» Document text
========

Banned books boost sales
SHOLEH PATRICK | Hagadone News Network | UPDATED 9 years, 3 months AGO
It’s one of my favorite weeks of the year: Banned Books Week. If that sounds ironic coming from a journalist, it is; you’re no more likely to find a censorship advocate in a newsroom than in a publishing house. The thing is, banning books tends to boost sales; so thought police can do their worst. Ban on.
It’s more than curiosity or book-lovers’ spite that make banning good for business, at least for well-known authors. The greatest of literature, don’t you know, often gets blacklisted by the see-no, hear-no, read-no types. Bury your head in the sand and keep it from exposure to the big, bold, daunting and dirty, wonderful world, and you get nothing but ignorance and its progeny of stunted growth. So the same material that tends to most expand life-aiding, soul-transforming knowledge, i.e., learning from others’ different and difficult experiences through rich storytelling, makes the most interesting reading list.
And that tends to be what is banned. Why advocate the dark, when shining a light upon our fears diminishes their power?

========

» Dataset content

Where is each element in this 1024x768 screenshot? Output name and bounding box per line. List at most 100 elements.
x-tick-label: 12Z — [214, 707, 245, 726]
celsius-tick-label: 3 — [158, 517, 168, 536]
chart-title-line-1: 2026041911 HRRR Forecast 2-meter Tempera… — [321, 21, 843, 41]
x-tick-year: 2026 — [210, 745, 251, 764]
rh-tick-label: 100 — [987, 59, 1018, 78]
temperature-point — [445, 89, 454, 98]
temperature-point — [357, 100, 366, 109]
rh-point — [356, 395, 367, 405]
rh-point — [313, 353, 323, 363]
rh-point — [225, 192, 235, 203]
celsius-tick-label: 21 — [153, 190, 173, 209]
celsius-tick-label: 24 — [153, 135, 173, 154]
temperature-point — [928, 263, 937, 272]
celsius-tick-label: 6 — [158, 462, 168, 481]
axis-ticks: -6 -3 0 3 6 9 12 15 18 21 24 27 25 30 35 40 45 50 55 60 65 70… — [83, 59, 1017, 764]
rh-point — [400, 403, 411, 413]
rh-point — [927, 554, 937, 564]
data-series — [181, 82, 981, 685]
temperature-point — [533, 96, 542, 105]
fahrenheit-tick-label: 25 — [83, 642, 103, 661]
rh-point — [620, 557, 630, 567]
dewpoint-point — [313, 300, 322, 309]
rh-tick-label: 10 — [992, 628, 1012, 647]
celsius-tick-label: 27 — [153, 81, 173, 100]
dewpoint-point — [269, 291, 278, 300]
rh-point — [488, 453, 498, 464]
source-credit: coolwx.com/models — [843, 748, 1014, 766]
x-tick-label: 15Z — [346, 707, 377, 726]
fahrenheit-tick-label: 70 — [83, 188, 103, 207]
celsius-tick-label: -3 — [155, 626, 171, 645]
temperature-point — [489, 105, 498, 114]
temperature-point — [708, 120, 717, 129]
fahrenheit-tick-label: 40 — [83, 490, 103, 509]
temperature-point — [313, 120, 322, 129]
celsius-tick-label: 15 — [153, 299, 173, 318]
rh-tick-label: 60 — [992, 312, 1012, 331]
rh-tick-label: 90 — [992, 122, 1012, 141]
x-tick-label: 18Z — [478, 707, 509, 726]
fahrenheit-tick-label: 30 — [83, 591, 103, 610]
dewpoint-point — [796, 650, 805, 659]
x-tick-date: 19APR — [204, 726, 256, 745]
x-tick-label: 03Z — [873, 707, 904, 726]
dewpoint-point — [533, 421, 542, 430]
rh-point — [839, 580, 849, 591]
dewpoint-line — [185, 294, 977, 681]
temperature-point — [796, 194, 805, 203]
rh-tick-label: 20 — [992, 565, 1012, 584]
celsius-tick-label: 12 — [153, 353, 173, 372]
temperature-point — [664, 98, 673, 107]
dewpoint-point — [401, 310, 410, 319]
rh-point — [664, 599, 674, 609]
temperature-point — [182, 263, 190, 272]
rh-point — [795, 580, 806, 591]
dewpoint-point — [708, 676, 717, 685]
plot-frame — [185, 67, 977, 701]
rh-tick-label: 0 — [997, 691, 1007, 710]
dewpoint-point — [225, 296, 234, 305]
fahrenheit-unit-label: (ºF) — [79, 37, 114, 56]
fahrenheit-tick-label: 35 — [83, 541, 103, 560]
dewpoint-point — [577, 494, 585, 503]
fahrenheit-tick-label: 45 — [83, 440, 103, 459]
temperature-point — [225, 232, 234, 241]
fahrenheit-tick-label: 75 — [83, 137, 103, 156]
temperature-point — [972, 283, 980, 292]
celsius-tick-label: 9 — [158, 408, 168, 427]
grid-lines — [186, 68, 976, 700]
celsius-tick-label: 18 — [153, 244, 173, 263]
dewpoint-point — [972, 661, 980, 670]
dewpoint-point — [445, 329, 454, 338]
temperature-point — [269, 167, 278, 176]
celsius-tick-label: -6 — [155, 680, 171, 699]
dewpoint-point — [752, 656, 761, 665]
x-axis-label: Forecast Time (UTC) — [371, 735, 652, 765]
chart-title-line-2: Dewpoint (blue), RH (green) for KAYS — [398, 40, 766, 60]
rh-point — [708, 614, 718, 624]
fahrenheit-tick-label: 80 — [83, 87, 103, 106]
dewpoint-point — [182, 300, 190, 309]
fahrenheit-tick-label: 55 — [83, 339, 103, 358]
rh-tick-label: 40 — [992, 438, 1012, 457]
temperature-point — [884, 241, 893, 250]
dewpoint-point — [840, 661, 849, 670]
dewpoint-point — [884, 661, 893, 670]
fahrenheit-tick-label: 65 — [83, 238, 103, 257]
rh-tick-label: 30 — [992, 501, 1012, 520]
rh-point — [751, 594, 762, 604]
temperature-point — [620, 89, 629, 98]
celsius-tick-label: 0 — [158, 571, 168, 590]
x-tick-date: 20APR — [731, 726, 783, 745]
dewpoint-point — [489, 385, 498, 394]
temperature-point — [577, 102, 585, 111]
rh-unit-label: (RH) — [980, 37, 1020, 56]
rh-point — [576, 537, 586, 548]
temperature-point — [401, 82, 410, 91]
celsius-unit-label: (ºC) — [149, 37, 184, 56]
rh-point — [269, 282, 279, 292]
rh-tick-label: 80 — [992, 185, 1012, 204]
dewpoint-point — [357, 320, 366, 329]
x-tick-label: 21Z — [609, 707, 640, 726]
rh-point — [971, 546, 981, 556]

========

» What this task involves
Answer these questions about the column on Banned Books Week, one per line:
(a) Which news network appears in the byline?
(b) According to the first paragraph, what does banning books tend to boost?
(c) According to the last paragraph, what does shining a light upon our fears diminish?

» Response to the exercise
(a) Hagadone News Network
(b) Sales
(c) Their power